### Problem requirements
In the entries below, find the string "acerola" and return each line holding it.

### Data supplied
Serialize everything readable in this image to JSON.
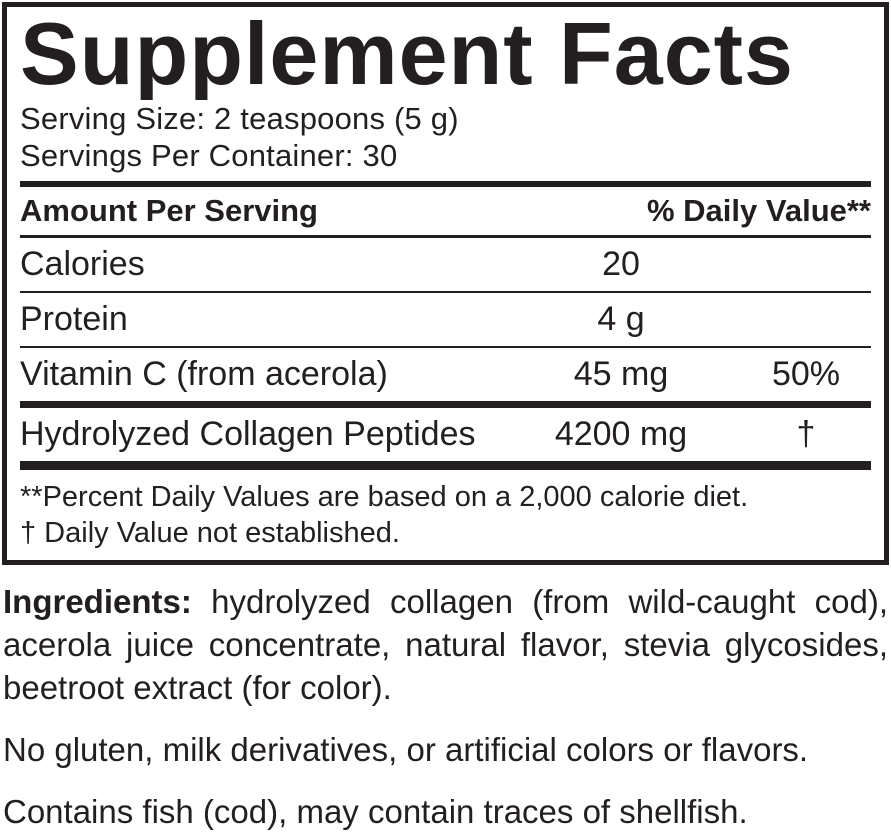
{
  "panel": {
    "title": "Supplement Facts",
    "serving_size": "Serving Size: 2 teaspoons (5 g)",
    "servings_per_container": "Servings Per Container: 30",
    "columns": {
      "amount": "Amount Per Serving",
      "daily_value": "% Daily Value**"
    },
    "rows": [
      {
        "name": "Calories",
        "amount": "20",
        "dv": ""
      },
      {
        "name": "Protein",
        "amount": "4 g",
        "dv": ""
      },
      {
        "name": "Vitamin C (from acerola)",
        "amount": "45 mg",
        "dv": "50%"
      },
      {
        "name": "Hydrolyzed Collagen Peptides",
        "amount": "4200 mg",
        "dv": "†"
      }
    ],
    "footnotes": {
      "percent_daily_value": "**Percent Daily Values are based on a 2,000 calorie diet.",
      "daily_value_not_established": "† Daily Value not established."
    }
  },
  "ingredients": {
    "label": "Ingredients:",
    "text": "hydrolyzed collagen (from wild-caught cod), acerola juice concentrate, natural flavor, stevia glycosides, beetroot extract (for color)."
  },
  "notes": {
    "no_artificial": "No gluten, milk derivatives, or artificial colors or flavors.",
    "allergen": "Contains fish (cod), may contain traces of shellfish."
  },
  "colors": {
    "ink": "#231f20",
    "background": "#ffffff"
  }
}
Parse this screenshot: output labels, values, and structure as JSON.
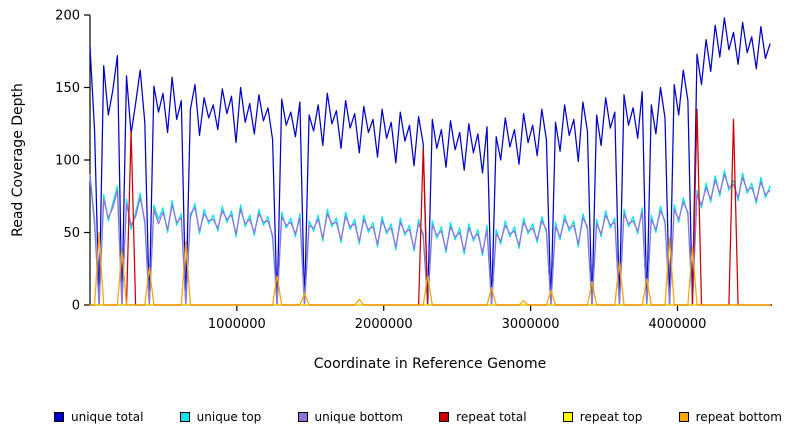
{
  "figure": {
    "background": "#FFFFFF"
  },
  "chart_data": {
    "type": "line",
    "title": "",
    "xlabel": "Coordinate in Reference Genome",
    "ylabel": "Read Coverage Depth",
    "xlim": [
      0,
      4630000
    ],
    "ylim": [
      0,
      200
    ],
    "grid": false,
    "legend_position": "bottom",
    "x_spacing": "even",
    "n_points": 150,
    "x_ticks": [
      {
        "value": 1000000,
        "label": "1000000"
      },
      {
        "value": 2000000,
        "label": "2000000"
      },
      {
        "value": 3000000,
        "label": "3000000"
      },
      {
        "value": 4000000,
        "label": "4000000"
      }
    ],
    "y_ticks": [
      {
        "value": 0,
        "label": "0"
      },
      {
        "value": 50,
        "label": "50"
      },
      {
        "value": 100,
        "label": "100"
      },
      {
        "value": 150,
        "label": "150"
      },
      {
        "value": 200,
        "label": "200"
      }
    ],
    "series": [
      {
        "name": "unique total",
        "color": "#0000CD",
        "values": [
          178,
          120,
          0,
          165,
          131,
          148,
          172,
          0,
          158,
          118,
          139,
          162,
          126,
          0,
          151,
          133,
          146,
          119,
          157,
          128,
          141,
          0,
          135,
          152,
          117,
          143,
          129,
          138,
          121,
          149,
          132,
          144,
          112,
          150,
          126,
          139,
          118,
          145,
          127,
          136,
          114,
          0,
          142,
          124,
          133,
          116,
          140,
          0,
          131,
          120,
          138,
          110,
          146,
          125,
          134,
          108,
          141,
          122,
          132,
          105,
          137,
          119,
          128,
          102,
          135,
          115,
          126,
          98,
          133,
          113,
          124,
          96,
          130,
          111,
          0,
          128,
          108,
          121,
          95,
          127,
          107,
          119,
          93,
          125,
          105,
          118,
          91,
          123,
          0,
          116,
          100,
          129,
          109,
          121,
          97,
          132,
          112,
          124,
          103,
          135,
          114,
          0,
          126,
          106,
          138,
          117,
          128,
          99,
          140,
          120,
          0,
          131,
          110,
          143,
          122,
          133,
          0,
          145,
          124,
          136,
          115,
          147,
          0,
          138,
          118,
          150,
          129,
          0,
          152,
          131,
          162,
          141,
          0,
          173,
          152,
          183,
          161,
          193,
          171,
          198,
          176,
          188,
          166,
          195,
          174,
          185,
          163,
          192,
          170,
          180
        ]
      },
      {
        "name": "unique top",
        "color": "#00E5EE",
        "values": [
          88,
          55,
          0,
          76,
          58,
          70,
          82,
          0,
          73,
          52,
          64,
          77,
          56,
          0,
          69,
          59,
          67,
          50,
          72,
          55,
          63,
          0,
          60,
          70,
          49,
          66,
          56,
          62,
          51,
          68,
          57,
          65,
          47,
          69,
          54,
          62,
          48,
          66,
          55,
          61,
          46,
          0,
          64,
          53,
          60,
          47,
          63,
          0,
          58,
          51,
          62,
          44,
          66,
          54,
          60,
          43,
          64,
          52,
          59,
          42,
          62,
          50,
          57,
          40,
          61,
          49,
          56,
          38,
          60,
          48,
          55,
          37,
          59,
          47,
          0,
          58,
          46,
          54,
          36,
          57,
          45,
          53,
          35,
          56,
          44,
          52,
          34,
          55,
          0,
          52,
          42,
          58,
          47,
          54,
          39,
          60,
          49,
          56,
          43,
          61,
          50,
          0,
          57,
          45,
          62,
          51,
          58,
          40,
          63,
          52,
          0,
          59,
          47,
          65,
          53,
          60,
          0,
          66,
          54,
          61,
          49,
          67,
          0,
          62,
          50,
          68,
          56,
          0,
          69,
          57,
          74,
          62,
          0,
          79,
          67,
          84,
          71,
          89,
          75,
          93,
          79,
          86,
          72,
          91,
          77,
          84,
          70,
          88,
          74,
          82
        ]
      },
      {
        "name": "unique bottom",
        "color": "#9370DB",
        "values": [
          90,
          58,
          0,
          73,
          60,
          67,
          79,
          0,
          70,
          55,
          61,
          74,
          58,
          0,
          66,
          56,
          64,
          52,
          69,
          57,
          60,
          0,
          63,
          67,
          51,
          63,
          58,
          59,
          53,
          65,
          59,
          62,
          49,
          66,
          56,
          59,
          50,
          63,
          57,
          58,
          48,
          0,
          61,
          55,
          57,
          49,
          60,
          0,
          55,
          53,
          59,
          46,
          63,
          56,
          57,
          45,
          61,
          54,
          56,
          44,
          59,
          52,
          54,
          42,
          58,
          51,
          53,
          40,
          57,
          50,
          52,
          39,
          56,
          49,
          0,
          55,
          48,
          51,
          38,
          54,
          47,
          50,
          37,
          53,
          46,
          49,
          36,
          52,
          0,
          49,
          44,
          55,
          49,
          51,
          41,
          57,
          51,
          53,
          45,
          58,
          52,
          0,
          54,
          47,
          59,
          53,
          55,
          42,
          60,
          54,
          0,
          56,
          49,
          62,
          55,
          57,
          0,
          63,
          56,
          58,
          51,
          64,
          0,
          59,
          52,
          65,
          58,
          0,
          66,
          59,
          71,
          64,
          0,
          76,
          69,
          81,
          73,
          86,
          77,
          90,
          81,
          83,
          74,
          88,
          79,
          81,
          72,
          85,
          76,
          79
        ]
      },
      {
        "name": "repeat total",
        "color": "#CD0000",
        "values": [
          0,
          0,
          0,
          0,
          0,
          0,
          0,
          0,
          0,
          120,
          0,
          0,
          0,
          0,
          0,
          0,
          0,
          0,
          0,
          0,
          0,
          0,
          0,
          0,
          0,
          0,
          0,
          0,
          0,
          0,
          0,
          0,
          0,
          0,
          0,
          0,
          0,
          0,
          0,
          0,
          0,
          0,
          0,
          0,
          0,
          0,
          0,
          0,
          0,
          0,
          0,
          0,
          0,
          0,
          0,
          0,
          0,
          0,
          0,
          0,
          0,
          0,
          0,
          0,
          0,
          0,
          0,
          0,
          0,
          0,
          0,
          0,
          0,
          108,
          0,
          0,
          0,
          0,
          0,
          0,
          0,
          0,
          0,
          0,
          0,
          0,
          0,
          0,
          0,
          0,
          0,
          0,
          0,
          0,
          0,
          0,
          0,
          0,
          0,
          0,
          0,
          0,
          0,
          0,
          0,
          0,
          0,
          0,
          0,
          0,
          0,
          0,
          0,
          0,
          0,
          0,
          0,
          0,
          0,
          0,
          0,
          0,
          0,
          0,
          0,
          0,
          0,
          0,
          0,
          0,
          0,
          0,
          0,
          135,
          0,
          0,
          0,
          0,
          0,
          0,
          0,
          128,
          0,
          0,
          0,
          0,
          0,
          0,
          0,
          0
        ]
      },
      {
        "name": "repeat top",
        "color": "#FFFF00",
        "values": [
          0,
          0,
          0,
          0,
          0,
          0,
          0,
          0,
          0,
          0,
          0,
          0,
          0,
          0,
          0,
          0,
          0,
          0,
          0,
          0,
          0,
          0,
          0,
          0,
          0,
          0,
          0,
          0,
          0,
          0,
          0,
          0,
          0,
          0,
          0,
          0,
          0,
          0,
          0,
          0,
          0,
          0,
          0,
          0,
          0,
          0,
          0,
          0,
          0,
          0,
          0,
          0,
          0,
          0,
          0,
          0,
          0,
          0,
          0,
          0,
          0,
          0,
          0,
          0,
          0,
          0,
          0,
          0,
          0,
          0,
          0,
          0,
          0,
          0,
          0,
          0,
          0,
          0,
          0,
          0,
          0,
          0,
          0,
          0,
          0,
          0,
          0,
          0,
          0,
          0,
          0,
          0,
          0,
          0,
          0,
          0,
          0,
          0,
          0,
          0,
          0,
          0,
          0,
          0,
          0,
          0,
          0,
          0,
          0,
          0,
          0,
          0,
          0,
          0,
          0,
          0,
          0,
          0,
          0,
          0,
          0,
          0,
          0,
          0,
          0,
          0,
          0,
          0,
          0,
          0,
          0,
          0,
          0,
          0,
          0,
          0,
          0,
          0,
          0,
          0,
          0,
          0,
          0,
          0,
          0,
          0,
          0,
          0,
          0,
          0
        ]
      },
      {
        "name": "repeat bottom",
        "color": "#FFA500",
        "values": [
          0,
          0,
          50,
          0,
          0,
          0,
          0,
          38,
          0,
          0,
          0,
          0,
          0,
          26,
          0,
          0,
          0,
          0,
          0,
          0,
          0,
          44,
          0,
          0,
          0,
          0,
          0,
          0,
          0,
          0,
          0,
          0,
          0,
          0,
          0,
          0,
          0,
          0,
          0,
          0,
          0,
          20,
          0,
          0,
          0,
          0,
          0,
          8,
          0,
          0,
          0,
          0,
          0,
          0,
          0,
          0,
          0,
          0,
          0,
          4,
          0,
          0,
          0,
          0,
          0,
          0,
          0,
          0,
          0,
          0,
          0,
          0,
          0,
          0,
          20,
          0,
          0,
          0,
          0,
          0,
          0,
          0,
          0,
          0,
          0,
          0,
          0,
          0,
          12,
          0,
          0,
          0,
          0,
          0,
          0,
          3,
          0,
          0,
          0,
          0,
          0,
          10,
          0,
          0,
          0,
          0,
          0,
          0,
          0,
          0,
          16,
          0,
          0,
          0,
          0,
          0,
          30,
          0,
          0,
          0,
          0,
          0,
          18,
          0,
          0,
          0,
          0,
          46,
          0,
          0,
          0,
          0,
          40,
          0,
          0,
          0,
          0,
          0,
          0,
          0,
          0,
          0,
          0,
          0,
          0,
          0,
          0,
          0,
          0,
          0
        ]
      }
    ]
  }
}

### Answer space
        "name": "Vitamin C (from acerola)",
    "text": "hydrolyzed collagen (from wild-caught cod), acerola juice concentrate, natural flavor, stevia glycosides, beetroot extract (for color)."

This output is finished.